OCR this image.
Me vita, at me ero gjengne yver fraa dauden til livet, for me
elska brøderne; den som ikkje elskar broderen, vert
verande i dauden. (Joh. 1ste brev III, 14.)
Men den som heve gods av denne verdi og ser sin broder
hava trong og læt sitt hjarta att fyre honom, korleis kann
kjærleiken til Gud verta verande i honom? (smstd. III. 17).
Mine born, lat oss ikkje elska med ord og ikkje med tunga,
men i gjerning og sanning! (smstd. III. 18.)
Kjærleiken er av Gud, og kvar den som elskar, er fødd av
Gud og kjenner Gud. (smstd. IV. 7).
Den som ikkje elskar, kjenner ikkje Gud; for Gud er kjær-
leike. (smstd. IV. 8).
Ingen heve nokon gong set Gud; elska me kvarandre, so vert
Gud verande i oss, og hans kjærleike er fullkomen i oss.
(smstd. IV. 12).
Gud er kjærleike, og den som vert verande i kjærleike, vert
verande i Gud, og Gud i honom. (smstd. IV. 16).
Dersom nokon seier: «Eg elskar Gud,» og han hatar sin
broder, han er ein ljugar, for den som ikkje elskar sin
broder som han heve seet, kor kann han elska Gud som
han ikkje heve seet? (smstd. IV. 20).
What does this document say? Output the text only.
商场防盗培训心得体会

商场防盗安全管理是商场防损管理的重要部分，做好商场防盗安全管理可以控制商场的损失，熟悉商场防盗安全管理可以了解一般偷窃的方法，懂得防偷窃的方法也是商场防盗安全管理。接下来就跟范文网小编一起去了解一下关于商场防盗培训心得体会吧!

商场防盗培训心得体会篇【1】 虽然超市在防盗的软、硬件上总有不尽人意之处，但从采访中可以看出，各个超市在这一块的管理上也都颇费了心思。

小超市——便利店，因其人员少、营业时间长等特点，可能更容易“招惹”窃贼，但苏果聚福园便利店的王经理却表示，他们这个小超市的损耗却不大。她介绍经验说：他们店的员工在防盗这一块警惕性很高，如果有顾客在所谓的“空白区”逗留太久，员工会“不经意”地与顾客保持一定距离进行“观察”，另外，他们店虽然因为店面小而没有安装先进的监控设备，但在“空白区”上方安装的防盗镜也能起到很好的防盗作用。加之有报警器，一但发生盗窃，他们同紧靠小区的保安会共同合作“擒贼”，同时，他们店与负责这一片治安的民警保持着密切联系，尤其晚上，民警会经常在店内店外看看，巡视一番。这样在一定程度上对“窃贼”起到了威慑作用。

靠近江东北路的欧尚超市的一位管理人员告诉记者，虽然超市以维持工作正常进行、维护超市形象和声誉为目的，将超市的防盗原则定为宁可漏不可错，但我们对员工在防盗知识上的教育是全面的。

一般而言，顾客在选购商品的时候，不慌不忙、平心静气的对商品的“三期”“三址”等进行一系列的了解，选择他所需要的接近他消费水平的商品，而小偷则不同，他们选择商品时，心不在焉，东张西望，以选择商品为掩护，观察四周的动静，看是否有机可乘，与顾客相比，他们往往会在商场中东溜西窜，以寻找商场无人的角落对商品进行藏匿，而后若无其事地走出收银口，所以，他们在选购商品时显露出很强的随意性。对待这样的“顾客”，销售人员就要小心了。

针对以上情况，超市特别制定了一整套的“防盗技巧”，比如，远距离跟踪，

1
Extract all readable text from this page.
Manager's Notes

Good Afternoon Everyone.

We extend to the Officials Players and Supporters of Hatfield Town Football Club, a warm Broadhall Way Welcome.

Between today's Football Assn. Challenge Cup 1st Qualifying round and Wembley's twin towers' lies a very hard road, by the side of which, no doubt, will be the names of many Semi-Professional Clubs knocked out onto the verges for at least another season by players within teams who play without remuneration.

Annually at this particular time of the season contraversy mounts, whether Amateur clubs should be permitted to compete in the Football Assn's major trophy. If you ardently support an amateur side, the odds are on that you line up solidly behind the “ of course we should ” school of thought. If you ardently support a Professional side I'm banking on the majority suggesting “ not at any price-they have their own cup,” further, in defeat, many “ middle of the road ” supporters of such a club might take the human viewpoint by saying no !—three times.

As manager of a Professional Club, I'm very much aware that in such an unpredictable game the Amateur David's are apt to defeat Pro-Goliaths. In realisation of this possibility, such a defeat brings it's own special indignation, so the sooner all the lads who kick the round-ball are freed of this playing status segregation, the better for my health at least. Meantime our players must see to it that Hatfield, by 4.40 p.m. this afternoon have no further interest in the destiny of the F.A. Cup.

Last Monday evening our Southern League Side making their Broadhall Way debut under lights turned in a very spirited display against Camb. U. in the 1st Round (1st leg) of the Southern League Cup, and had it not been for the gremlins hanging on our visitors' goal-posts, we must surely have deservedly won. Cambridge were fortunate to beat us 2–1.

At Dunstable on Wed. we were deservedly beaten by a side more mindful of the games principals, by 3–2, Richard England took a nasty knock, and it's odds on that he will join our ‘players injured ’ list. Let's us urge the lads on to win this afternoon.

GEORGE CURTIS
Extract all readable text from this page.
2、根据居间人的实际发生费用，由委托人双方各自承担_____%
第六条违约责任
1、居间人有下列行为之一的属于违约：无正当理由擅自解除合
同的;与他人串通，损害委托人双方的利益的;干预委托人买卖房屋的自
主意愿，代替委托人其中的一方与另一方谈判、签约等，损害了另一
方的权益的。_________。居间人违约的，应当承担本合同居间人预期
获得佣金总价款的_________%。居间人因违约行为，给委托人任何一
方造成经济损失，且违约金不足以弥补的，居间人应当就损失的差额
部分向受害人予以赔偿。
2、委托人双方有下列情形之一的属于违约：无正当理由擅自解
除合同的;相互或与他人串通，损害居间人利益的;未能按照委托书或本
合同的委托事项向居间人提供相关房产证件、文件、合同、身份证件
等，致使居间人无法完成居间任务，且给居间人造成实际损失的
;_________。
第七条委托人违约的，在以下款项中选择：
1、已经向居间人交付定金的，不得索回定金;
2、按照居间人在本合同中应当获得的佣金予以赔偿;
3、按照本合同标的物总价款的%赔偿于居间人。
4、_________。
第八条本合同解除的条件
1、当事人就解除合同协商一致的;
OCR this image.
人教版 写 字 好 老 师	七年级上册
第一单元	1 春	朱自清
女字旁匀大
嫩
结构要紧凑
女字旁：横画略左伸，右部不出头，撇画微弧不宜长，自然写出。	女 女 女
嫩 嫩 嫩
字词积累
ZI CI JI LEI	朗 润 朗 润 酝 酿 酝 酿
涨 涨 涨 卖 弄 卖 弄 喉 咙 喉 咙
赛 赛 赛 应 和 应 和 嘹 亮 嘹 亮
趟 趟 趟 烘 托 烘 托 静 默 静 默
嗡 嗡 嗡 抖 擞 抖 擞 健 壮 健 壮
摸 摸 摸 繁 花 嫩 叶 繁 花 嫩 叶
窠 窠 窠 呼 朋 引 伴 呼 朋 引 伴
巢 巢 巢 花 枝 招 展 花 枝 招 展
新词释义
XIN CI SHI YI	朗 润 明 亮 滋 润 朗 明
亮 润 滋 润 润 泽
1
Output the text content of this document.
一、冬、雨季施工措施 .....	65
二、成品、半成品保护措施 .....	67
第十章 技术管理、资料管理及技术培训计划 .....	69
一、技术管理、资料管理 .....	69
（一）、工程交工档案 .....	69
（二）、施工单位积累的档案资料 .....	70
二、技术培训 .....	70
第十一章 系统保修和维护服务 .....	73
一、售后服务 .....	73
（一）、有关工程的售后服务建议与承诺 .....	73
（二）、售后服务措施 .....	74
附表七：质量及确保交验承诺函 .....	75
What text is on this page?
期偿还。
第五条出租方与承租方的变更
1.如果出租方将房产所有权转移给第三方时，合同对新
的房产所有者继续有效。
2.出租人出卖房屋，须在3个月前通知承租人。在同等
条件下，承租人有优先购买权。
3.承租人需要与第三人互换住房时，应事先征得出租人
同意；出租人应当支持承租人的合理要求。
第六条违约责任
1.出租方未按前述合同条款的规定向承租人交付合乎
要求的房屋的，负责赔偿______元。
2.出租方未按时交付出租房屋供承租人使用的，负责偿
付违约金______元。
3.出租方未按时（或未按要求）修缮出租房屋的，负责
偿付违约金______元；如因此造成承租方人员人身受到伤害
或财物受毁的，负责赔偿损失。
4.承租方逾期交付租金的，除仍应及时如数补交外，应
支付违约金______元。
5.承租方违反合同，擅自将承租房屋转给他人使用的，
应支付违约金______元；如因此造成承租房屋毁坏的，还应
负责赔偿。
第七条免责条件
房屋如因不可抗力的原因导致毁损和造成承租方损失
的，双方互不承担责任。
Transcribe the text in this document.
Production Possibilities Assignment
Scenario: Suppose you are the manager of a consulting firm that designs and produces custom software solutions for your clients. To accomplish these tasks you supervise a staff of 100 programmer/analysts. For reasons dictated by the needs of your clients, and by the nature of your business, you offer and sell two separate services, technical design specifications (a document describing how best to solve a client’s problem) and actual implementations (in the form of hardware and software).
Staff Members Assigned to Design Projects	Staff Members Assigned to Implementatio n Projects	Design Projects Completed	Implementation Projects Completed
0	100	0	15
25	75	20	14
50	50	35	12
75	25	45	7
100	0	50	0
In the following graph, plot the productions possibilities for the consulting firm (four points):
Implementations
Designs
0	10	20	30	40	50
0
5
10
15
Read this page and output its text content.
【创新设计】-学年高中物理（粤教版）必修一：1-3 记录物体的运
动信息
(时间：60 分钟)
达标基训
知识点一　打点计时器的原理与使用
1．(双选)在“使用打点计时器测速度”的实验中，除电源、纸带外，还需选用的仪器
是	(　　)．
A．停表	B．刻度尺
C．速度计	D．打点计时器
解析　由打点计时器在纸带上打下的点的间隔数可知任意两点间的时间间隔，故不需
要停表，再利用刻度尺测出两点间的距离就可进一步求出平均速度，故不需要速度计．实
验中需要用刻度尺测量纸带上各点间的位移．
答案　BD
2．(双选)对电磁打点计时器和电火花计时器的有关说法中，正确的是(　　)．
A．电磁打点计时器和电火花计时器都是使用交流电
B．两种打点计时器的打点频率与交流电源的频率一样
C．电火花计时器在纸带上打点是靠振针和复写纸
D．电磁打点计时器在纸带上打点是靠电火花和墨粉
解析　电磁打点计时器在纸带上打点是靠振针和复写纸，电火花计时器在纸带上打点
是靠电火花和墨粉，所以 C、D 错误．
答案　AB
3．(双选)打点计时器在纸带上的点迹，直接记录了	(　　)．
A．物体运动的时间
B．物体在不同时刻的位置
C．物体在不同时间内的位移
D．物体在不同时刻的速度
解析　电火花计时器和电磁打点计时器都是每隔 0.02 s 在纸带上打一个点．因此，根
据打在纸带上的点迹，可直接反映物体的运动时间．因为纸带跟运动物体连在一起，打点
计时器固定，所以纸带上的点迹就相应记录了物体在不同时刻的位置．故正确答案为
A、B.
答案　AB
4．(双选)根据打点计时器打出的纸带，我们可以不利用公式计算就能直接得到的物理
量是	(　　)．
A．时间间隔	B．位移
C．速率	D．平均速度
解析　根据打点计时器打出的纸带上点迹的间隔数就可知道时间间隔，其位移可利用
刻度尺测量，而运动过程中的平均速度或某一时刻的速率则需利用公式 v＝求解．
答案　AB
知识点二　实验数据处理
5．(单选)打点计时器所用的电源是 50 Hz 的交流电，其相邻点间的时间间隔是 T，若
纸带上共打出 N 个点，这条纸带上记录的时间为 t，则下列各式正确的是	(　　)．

******************************

Look through the entries above for the word "firm". Copy every line where it shows up.

→ **The result**
Scenario: Suppose you are the manager of a consulting firm that designs and produces custom software solutions for your clients. To accomplish these tasks you supervise a staff of 100 programmer/analysts. For reasons dictated by the needs of your clients, and by the nature of your business, you offer and sell two separate services, technical design specifications (a document describing how best to solve a client’s problem) and actual implementations (in the form of hardware and software).
In the following graph, plot the productions possibilities for the consulting firm (four points):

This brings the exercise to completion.